Records that describe figures:
■ ■ ■ ■
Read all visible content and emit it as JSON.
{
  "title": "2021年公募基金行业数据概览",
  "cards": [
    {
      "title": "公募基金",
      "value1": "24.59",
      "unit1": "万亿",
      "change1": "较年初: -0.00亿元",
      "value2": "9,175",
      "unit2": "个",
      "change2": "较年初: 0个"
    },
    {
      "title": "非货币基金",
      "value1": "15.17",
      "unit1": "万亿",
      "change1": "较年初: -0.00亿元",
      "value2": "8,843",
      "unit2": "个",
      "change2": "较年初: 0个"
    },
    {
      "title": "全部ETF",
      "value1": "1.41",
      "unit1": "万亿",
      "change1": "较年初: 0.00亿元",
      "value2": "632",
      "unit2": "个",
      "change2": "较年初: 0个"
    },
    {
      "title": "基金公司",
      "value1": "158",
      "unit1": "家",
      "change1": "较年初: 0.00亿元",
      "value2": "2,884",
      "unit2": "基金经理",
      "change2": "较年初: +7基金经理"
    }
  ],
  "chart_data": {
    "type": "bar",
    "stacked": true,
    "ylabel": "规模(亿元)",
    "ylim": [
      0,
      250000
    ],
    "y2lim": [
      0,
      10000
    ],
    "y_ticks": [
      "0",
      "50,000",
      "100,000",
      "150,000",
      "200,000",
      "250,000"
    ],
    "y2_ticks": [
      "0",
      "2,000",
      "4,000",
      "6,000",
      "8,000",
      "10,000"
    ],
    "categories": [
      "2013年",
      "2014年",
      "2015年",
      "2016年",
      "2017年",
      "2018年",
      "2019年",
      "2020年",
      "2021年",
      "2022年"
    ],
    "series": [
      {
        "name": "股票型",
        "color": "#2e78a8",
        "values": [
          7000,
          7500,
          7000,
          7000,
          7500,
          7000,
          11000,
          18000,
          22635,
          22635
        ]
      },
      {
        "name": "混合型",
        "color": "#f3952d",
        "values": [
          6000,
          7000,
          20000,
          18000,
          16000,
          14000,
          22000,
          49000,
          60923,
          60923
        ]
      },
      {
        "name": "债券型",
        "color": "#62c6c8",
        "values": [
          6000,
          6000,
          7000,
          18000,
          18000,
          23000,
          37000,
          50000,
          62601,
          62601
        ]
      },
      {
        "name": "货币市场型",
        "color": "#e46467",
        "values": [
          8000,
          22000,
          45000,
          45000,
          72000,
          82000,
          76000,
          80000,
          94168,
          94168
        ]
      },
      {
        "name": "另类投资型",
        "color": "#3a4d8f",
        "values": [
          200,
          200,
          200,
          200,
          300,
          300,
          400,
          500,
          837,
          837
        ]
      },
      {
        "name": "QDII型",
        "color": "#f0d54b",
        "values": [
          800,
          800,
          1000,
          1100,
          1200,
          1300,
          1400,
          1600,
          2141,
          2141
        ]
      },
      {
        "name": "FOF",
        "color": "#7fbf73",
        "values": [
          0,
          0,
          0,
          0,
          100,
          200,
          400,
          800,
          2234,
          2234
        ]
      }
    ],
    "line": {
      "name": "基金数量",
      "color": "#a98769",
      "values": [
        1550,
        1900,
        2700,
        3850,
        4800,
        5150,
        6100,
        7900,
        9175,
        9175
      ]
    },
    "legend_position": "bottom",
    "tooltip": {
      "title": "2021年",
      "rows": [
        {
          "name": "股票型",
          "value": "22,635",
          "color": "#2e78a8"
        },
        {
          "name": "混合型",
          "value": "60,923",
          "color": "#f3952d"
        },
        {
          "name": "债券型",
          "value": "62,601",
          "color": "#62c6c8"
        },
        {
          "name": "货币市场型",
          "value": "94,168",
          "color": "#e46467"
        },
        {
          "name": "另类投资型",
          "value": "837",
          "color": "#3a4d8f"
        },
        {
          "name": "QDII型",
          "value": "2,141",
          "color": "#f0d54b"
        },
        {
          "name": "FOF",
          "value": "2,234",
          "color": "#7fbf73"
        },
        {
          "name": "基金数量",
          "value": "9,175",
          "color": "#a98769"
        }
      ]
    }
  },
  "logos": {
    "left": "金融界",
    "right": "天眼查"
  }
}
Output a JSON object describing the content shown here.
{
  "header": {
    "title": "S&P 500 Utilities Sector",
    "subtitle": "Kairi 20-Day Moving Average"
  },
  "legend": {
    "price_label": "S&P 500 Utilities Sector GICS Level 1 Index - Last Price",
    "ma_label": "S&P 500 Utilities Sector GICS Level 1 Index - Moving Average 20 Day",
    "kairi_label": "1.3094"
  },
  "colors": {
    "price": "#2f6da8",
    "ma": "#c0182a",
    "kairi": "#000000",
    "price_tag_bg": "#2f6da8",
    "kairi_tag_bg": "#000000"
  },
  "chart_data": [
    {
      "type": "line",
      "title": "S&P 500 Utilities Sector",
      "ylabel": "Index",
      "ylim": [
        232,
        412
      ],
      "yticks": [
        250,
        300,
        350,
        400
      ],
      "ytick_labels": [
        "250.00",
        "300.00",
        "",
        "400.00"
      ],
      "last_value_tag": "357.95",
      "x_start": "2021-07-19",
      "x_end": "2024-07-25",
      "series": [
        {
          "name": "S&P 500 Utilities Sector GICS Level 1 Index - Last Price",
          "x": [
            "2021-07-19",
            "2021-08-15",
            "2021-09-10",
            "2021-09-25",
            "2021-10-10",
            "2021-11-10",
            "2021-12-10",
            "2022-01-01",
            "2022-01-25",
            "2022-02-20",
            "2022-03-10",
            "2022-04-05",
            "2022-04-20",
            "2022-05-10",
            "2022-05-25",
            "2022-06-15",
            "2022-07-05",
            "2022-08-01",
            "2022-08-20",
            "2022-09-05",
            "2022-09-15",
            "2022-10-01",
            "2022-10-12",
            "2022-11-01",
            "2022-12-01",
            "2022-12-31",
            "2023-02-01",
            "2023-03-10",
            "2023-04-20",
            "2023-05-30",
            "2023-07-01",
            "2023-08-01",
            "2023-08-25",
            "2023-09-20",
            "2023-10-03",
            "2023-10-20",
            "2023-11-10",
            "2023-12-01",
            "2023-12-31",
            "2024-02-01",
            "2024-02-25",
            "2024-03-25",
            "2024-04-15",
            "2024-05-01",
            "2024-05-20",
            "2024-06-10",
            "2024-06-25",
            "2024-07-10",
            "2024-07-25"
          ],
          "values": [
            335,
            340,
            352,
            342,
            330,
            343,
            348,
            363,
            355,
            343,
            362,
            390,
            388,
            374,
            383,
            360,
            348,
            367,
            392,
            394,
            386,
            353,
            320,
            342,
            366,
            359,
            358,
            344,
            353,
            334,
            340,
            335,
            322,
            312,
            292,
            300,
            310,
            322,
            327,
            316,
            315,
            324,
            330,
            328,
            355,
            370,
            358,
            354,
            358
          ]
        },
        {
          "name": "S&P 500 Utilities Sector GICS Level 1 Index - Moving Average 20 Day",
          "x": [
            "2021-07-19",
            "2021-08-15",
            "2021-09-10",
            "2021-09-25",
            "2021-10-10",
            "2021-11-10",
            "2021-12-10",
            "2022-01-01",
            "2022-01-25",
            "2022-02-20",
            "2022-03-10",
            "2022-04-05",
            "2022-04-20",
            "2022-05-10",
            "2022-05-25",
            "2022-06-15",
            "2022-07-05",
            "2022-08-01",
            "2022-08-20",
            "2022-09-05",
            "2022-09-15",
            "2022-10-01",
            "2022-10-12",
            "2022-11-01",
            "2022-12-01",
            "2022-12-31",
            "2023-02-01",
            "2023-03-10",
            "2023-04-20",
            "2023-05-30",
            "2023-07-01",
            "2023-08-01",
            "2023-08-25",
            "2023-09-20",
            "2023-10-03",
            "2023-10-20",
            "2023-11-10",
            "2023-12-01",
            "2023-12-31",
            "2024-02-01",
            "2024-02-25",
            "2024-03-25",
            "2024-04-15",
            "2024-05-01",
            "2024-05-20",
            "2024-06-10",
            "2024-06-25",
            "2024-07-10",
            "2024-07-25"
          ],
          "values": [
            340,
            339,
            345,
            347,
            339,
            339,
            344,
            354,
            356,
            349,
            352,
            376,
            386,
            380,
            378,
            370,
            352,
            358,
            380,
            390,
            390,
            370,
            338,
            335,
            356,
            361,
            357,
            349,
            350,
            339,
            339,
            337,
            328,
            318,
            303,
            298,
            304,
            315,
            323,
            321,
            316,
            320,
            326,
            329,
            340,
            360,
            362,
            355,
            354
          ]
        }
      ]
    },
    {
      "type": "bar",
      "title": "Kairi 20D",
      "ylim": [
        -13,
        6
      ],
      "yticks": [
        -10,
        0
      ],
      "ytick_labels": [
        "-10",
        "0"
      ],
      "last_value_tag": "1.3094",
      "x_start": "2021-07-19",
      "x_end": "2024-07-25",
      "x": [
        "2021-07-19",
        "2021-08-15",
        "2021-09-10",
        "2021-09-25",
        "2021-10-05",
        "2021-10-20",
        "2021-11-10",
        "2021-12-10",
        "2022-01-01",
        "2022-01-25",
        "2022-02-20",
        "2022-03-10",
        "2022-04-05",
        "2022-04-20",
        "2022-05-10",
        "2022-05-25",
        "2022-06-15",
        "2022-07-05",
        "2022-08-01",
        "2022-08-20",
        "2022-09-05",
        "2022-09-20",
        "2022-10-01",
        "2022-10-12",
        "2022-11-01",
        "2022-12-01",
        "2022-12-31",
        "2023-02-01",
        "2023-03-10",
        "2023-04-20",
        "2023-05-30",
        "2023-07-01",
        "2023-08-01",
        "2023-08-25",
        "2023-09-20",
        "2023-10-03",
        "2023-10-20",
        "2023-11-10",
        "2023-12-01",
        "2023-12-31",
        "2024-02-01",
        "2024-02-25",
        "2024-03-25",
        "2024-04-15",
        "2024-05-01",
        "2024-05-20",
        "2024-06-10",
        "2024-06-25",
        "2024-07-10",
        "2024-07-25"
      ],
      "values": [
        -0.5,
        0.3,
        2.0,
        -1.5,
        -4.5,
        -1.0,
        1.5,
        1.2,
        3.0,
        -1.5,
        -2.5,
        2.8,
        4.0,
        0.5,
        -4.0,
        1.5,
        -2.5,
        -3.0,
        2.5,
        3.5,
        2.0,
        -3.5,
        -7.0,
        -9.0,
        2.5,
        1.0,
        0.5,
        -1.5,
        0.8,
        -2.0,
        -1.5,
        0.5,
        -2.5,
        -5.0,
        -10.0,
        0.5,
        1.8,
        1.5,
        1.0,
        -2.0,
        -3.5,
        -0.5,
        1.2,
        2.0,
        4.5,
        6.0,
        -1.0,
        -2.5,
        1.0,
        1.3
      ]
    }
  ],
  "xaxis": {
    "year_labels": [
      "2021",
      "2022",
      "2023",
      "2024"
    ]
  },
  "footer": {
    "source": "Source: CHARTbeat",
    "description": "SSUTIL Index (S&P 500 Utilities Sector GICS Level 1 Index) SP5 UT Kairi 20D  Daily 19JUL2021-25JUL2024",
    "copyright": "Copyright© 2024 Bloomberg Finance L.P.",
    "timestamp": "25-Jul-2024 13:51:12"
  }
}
■ ■ ■ ■
What to produce: Working from the listing above, pick out every line that has "Moving" and copy it.

Right answer:
    "subtitle": "Kairi 20-Day Moving Average"
    "ma_label": "S&P 500 Utilities Sector GICS Level 1 Index - Moving Average 20 Day",
          "name": "S&P 500 Utilities Sector GICS Level 1 Index - Moving Average 20 Day",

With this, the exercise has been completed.